[WHAT THE EXERCISE ASKS]:
Scan the data below and pick out the lines containing the word "Manufacturing".

[Stored entries]
++++++++++

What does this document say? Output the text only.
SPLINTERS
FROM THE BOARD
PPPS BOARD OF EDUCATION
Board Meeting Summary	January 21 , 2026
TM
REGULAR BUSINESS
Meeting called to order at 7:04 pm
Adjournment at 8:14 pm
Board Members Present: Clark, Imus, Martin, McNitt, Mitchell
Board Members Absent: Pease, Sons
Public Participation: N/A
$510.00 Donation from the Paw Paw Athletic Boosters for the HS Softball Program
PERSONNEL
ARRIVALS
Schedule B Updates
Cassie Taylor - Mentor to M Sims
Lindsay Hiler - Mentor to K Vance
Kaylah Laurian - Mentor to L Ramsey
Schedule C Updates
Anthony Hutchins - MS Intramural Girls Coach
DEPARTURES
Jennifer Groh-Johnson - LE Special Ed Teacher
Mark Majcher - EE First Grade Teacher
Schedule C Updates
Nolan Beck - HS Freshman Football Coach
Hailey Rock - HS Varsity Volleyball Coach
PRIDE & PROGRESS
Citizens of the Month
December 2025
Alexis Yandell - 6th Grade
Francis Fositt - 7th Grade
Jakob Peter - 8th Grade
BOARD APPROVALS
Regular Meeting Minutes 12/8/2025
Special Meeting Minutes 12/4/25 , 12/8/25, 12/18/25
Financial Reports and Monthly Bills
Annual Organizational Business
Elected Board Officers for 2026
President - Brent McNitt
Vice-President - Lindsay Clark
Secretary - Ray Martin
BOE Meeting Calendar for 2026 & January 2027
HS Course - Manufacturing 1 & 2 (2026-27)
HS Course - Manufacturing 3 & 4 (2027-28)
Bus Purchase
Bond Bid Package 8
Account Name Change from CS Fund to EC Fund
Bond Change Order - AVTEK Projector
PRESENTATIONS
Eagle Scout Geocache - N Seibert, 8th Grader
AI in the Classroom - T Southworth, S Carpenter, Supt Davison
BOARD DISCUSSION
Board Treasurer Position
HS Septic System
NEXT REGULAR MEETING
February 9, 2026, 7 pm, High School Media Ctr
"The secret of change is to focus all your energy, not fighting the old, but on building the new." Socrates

++++++++++

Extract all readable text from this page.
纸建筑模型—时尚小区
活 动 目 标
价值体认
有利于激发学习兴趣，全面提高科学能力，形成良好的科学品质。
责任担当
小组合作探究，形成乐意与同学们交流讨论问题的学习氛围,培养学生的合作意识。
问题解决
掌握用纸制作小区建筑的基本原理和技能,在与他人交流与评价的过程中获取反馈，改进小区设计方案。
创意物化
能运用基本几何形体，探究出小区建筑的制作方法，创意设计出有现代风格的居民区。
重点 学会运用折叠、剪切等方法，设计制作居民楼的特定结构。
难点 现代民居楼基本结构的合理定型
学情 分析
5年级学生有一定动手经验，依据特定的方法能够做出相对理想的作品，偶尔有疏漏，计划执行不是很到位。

++++++++++

[SOLUTION TO THE PROBLEM]:
HS Course - Manufacturing 1 & 2 (2026-27)
HS Course - Manufacturing 3 & 4 (2027-28)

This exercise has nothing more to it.